→ **GIVEN PROBLEM**:
Return all the data, word for word.

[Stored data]
=====

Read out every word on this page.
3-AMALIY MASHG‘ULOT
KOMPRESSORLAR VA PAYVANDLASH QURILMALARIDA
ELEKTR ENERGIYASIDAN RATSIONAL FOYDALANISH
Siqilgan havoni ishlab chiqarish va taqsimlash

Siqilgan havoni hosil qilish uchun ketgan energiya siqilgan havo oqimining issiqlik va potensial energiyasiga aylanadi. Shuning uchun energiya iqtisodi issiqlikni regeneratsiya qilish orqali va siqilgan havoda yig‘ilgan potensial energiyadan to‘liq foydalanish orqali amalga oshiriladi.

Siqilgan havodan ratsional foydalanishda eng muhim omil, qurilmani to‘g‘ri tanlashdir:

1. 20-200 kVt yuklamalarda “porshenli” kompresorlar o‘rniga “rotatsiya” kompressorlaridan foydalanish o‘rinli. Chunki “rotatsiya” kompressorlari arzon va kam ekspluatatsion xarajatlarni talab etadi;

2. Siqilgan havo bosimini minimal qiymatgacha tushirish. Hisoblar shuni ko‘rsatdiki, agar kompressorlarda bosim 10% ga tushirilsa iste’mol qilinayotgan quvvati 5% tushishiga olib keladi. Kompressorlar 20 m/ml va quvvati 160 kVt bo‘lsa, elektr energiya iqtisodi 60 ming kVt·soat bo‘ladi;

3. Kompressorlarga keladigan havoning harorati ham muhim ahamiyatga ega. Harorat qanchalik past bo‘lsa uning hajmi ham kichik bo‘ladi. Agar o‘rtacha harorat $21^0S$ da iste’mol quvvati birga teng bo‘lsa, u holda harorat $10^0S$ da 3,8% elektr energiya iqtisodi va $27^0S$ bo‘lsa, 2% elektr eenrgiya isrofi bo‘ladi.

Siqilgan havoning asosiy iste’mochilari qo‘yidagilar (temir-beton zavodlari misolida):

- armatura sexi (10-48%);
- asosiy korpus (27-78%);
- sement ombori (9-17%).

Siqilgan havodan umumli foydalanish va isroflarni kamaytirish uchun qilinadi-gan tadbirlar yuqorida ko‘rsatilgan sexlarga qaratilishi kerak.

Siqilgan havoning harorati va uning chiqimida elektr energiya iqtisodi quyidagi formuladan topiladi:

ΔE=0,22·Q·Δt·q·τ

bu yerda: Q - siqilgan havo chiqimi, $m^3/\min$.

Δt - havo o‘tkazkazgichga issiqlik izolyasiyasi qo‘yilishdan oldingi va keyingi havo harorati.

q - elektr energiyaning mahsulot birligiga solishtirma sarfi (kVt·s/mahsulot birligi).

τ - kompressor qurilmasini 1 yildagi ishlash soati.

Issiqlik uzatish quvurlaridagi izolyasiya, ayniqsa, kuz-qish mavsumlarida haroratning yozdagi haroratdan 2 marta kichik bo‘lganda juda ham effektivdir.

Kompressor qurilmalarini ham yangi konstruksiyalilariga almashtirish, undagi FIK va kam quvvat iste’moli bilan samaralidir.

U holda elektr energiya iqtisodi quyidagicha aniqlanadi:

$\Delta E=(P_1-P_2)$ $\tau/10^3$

=====

→ **TASK SOLUTION**:
Read out every word on this page.
3-AMALIY MASHG‘ULOT
KOMPRESSORLAR VA PAYVANDLASH QURILMALARIDA
ELEKTR ENERGIYASIDAN RATSIONAL FOYDALANISH
Siqilgan havoni ishlab chiqarish va taqsimlash

Siqilgan havoni hosil qilish uchun ketgan energiya siqilgan havo oqimining issiqlik va potensial energiyasiga aylanadi. Shuning uchun energiya iqtisodi issiqlikni regeneratsiya qilish orqali va siqilgan havoda yig‘ilgan potensial energiyadan to‘liq foydalanish orqali amalga oshiriladi.

Siqilgan havodan ratsional foydalanishda eng muhim omil, qurilmani to‘g‘ri tanlashdir:

1. 20-200 kVt yuklamalarda “porshenli” kompresorlar o‘rniga “rotatsiya” kompressorlaridan foydalanish o‘rinli. Chunki “rotatsiya” kompressorlari arzon va kam ekspluatatsion xarajatlarni talab etadi;

2. Siqilgan havo bosimini minimal qiymatgacha tushirish. Hisoblar shuni ko‘rsatdiki, agar kompressorlarda bosim 10% ga tushirilsa iste’mol qilinayotgan quvvati 5% tushishiga olib keladi. Kompressorlar 20 m/ml va quvvati 160 kVt bo‘lsa, elektr energiya iqtisodi 60 ming kVt·soat bo‘ladi;

3. Kompressorlarga keladigan havoning harorati ham muhim ahamiyatga ega. Harorat qanchalik past bo‘lsa uning hajmi ham kichik bo‘ladi. Agar o‘rtacha harorat $21^0S$ da iste’mol quvvati birga teng bo‘lsa, u holda harorat $10^0S$ da 3,8% elektr energiya iqtisodi va $27^0S$ bo‘lsa, 2% elektr eenrgiya isrofi bo‘ladi.

Siqilgan havoning asosiy iste’mochilari qo‘yidagilar (temir-beton zavodlari misolida):

- armatura sexi (10-48%);
- asosiy korpus (27-78%);
- sement ombori (9-17%).

Siqilgan havodan umumli foydalanish va isroflarni kamaytirish uchun qilinadi-gan tadbirlar yuqorida ko‘rsatilgan sexlarga qaratilishi kerak.

Siqilgan havoning harorati va uning chiqimida elektr energiya iqtisodi quyidagi formuladan topiladi:

ΔE=0,22·Q·Δt·q·τ

bu yerda: Q - siqilgan havo chiqimi, $m^3/\min$.

Δt - havo o‘tkazkazgichga issiqlik izolyasiyasi qo‘yilishdan oldingi va keyingi havo harorati.

q - elektr energiyaning mahsulot birligiga solishtirma sarfi (kVt·s/mahsulot birligi).

τ - kompressor qurilmasini 1 yildagi ishlash soati.

Issiqlik uzatish quvurlaridagi izolyasiya, ayniqsa, kuz-qish mavsumlarida haroratning yozdagi haroratdan 2 marta kichik bo‘lganda juda ham effektivdir.

Kompressor qurilmalarini ham yangi konstruksiyalilariga almashtirish, undagi FIK va kam quvvat iste’moli bilan samaralidir.

U holda elektr energiya iqtisodi quyidagicha aniqlanadi:

$\Delta E=(P_1-P_2)$ $\tau/10^3$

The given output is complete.